+++ Entries supplied +++
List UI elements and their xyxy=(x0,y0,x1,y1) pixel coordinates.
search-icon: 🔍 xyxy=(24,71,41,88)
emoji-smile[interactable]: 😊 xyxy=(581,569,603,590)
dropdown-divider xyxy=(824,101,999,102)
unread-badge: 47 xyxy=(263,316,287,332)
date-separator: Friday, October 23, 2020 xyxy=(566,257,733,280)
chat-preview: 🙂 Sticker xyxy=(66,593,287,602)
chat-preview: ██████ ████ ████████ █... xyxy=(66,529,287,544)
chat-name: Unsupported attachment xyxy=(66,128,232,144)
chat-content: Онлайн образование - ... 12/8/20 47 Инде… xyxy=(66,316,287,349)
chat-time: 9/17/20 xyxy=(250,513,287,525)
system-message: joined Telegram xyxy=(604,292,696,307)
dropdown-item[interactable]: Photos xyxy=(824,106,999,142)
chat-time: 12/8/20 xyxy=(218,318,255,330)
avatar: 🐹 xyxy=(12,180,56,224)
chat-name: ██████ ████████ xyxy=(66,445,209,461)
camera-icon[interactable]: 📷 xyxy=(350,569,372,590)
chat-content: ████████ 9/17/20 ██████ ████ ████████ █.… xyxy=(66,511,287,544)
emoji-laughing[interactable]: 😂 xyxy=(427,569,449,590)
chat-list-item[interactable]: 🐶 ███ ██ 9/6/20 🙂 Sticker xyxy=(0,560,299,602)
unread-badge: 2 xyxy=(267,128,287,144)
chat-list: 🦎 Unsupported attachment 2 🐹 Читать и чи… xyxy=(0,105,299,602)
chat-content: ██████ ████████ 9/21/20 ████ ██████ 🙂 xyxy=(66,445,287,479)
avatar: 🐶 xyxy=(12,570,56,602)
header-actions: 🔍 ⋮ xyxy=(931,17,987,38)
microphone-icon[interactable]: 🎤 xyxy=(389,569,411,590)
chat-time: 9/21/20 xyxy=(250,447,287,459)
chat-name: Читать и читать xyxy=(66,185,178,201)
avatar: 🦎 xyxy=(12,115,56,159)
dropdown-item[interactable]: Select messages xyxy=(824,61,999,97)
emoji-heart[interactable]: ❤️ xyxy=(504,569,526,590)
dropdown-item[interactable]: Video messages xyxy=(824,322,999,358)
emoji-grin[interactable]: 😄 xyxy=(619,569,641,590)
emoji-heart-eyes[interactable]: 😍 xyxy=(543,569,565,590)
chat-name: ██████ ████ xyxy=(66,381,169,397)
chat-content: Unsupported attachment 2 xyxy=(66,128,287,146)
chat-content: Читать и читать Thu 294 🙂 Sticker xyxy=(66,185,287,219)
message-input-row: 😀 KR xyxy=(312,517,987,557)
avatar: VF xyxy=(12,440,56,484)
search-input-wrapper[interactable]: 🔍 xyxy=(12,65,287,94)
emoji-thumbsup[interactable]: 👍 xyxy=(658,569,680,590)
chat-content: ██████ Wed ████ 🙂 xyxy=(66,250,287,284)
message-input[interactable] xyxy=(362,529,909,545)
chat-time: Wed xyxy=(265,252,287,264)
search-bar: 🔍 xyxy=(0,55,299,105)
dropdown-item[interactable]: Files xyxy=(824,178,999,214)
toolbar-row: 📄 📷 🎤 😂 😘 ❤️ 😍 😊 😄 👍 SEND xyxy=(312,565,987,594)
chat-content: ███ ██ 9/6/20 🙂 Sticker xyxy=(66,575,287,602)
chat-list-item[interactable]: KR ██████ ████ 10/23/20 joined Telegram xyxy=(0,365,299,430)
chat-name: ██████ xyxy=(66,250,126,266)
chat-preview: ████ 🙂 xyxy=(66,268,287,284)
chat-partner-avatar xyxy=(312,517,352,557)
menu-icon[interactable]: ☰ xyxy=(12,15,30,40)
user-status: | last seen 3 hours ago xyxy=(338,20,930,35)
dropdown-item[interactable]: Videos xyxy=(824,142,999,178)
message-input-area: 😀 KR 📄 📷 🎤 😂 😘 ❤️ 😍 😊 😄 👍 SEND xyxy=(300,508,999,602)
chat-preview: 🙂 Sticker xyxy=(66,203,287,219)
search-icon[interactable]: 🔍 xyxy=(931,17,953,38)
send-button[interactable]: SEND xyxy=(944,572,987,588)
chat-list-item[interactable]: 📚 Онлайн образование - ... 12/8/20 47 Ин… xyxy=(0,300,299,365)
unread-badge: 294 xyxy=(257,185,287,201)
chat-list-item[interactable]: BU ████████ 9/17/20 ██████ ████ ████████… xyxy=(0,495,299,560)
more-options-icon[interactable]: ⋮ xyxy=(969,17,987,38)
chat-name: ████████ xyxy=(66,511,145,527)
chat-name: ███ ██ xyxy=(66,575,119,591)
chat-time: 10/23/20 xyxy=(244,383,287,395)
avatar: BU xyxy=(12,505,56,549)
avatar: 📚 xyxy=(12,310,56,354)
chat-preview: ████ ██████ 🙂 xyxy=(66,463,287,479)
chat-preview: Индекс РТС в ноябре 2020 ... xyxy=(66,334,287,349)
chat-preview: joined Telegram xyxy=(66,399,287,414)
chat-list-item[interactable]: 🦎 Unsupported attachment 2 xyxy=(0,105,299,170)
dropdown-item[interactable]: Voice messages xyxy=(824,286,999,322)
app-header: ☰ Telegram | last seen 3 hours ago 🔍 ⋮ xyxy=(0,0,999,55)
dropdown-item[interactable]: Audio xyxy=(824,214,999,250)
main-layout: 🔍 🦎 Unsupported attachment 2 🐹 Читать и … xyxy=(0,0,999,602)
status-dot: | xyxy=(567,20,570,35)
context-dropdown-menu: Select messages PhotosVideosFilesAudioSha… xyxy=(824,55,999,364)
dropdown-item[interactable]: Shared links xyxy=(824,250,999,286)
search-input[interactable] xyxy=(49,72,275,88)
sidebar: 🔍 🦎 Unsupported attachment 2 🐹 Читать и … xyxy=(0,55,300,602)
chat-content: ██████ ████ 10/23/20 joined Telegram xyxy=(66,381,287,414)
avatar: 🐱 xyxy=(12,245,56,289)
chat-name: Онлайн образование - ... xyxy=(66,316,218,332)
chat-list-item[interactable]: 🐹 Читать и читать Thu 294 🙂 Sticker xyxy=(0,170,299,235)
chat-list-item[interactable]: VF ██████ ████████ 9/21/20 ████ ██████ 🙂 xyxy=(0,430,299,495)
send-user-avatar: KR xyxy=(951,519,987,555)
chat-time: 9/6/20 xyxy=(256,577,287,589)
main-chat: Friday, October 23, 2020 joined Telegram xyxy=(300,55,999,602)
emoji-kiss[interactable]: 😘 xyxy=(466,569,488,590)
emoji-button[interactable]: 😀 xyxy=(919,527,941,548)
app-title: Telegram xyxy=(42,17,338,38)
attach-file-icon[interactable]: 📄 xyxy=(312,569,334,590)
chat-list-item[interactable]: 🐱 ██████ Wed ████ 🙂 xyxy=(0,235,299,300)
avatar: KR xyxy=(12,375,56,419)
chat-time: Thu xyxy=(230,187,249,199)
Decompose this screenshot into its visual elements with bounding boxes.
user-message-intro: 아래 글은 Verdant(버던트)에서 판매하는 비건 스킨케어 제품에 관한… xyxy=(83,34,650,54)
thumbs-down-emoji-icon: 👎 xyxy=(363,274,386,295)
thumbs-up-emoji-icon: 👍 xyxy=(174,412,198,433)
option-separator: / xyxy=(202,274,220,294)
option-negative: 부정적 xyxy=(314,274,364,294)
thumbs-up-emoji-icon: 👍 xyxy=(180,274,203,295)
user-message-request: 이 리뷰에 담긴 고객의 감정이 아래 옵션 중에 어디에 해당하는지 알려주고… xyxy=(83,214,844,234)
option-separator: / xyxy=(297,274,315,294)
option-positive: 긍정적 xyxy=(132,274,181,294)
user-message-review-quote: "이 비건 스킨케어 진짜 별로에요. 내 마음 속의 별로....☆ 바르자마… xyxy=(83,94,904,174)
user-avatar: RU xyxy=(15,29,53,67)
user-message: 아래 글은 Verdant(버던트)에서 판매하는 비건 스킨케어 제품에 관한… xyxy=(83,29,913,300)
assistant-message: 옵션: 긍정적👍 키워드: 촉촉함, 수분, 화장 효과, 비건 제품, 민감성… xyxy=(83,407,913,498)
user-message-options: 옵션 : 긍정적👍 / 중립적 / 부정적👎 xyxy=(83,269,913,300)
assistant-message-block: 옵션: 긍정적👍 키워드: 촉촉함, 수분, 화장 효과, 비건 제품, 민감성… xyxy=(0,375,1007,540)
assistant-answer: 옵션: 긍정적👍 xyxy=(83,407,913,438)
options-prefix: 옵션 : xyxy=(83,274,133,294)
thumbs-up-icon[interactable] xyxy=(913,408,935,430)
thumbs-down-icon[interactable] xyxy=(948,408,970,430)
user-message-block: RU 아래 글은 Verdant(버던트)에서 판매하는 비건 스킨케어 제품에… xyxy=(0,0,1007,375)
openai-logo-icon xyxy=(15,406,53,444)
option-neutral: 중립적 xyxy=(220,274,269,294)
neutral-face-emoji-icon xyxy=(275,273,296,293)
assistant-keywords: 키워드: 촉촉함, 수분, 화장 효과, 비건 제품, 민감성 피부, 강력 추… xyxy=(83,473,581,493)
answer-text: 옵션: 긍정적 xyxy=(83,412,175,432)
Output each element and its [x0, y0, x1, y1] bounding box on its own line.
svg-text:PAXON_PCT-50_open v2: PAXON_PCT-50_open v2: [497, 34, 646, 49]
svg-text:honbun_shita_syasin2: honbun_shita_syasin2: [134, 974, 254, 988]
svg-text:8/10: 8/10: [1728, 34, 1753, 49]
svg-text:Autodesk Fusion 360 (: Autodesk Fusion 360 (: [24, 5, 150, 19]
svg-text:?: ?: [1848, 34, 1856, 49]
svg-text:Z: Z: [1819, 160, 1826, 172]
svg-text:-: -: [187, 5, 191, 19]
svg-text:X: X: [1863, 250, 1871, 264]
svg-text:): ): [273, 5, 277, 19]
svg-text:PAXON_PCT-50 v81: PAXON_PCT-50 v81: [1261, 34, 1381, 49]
+++
▸ Job: Switch "unread-badge" to "unread-count" in the part of the records that opens with the first line and closes with the line containing "microphone-icon[interactable]: 🎤 xyxy=(389,569,411,590)", and leave everything else unchanged. Give only those lines.

▸ Final answer:
List UI elements and their xyxy=(x0,y0,x1,y1) pixel coordinates.
search-icon: 🔍 xyxy=(24,71,41,88)
emoji-smile[interactable]: 😊 xyxy=(581,569,603,590)
dropdown-divider xyxy=(824,101,999,102)
unread-count: 47 xyxy=(263,316,287,332)
date-separator: Friday, October 23, 2020 xyxy=(566,257,733,280)
chat-preview: 🙂 Sticker xyxy=(66,593,287,602)
chat-preview: ██████ ████ ████████ █... xyxy=(66,529,287,544)
chat-name: Unsupported attachment xyxy=(66,128,232,144)
chat-content: Онлайн образование - ... 12/8/20 47 Инде… xyxy=(66,316,287,349)
chat-time: 9/17/20 xyxy=(250,513,287,525)
system-message: joined Telegram xyxy=(604,292,696,307)
dropdown-item[interactable]: Photos xyxy=(824,106,999,142)
chat-time: 12/8/20 xyxy=(218,318,255,330)
avatar: 🐹 xyxy=(12,180,56,224)
chat-name: ██████ ████████ xyxy=(66,445,209,461)
camera-icon[interactable]: 📷 xyxy=(350,569,372,590)
chat-content: ████████ 9/17/20 ██████ ████ ████████ █.… xyxy=(66,511,287,544)
emoji-laughing[interactable]: 😂 xyxy=(427,569,449,590)
chat-list-item[interactable]: 🐶 ███ ██ 9/6/20 🙂 Sticker xyxy=(0,560,299,602)
unread-count: 2 xyxy=(267,128,287,144)
chat-list: 🦎 Unsupported attachment 2 🐹 Читать и чи… xyxy=(0,105,299,602)
chat-content: ██████ ████████ 9/21/20 ████ ██████ 🙂 xyxy=(66,445,287,479)
avatar: 🐶 xyxy=(12,570,56,602)
header-actions: 🔍 ⋮ xyxy=(931,17,987,38)
microphone-icon[interactable]: 🎤 xyxy=(389,569,411,590)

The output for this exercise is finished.